Start of Listing

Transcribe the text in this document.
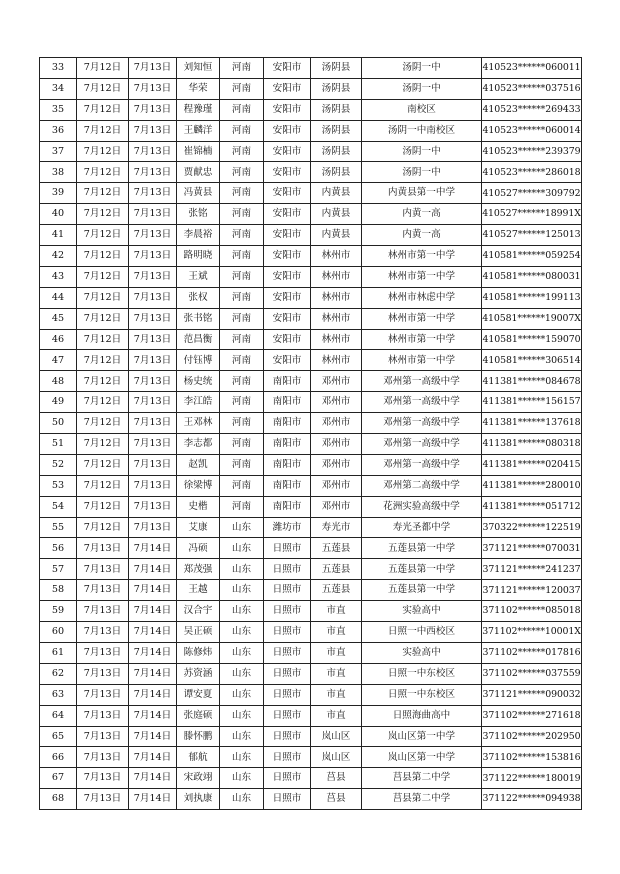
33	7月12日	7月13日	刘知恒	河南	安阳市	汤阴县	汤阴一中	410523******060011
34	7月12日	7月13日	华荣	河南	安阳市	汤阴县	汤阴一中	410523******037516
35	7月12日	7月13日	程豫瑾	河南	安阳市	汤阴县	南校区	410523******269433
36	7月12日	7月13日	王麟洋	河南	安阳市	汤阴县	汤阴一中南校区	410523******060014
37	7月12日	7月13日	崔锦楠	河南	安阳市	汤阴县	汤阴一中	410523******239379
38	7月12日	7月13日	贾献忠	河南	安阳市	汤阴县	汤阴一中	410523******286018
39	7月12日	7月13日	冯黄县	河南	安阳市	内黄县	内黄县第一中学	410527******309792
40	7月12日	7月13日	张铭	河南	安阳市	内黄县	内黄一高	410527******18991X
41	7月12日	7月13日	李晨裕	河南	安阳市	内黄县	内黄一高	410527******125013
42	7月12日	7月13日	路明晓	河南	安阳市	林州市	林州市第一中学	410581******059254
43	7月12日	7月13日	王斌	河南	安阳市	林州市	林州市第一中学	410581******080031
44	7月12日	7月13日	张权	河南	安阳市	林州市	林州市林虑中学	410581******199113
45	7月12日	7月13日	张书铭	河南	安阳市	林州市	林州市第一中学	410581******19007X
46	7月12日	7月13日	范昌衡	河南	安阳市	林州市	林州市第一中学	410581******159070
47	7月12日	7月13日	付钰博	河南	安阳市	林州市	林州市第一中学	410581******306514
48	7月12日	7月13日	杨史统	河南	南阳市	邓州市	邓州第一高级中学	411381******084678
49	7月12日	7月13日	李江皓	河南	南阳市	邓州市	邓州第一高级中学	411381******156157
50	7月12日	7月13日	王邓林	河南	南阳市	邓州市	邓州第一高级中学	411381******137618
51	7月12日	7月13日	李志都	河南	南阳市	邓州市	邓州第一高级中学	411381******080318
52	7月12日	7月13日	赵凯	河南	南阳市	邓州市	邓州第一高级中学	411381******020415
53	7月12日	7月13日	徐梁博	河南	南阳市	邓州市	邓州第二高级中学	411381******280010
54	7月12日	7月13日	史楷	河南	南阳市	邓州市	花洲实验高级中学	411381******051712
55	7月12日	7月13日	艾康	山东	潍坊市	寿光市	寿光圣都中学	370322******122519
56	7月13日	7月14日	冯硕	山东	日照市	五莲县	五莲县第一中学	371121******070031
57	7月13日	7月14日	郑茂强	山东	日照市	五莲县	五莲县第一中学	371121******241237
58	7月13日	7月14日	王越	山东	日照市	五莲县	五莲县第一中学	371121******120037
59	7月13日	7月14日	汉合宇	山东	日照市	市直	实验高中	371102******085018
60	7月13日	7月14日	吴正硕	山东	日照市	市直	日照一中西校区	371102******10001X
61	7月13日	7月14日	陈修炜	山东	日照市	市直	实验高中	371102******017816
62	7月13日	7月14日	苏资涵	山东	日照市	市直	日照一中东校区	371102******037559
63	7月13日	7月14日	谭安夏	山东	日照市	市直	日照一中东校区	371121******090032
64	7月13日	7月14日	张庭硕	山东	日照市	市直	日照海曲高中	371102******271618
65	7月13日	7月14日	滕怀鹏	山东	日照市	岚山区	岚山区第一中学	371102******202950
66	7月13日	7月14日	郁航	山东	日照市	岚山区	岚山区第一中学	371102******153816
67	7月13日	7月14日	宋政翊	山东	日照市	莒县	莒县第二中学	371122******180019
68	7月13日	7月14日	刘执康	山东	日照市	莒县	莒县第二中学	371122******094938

End of Listing

Stated goal - Restate the whole of the material word for word without the pictures.

Answer to the exercise -
Transcribe the text in this document.
33	7月12日	7月13日	刘知恒	河南	安阳市	汤阴县	汤阴一中	410523******060011
34	7月12日	7月13日	华荣	河南	安阳市	汤阴县	汤阴一中	410523******037516
35	7月12日	7月13日	程豫瑾	河南	安阳市	汤阴县	南校区	410523******269433
36	7月12日	7月13日	王麟洋	河南	安阳市	汤阴县	汤阴一中南校区	410523******060014
37	7月12日	7月13日	崔锦楠	河南	安阳市	汤阴县	汤阴一中	410523******239379
38	7月12日	7月13日	贾献忠	河南	安阳市	汤阴县	汤阴一中	410523******286018
39	7月12日	7月13日	冯黄县	河南	安阳市	内黄县	内黄县第一中学	410527******309792
40	7月12日	7月13日	张铭	河南	安阳市	内黄县	内黄一高	410527******18991X
41	7月12日	7月13日	李晨裕	河南	安阳市	内黄县	内黄一高	410527******125013
42	7月12日	7月13日	路明晓	河南	安阳市	林州市	林州市第一中学	410581******059254
43	7月12日	7月13日	王斌	河南	安阳市	林州市	林州市第一中学	410581******080031
44	7月12日	7月13日	张权	河南	安阳市	林州市	林州市林虑中学	410581******199113
45	7月12日	7月13日	张书铭	河南	安阳市	林州市	林州市第一中学	410581******19007X
46	7月12日	7月13日	范昌衡	河南	安阳市	林州市	林州市第一中学	410581******159070
47	7月12日	7月13日	付钰博	河南	安阳市	林州市	林州市第一中学	410581******306514
48	7月12日	7月13日	杨史统	河南	南阳市	邓州市	邓州第一高级中学	411381******084678
49	7月12日	7月13日	李江皓	河南	南阳市	邓州市	邓州第一高级中学	411381******156157
50	7月12日	7月13日	王邓林	河南	南阳市	邓州市	邓州第一高级中学	411381******137618
51	7月12日	7月13日	李志都	河南	南阳市	邓州市	邓州第一高级中学	411381******080318
52	7月12日	7月13日	赵凯	河南	南阳市	邓州市	邓州第一高级中学	411381******020415
53	7月12日	7月13日	徐梁博	河南	南阳市	邓州市	邓州第二高级中学	411381******280010
54	7月12日	7月13日	史楷	河南	南阳市	邓州市	花洲实验高级中学	411381******051712
55	7月12日	7月13日	艾康	山东	潍坊市	寿光市	寿光圣都中学	370322******122519
56	7月13日	7月14日	冯硕	山东	日照市	五莲县	五莲县第一中学	371121******070031
57	7月13日	7月14日	郑茂强	山东	日照市	五莲县	五莲县第一中学	371121******241237
58	7月13日	7月14日	王越	山东	日照市	五莲县	五莲县第一中学	371121******120037
59	7月13日	7月14日	汉合宇	山东	日照市	市直	实验高中	371102******085018
60	7月13日	7月14日	吴正硕	山东	日照市	市直	日照一中西校区	371102******10001X
61	7月13日	7月14日	陈修炜	山东	日照市	市直	实验高中	371102******017816
62	7月13日	7月14日	苏资涵	山东	日照市	市直	日照一中东校区	371102******037559
63	7月13日	7月14日	谭安夏	山东	日照市	市直	日照一中东校区	371121******090032
64	7月13日	7月14日	张庭硕	山东	日照市	市直	日照海曲高中	371102******271618
65	7月13日	7月14日	滕怀鹏	山东	日照市	岚山区	岚山区第一中学	371102******202950
66	7月13日	7月14日	郁航	山东	日照市	岚山区	岚山区第一中学	371102******153816
67	7月13日	7月14日	宋政翊	山东	日照市	莒县	莒县第二中学	371122******180019
68	7月13日	7月14日	刘执康	山东	日照市	莒县	莒县第二中学	371122******094938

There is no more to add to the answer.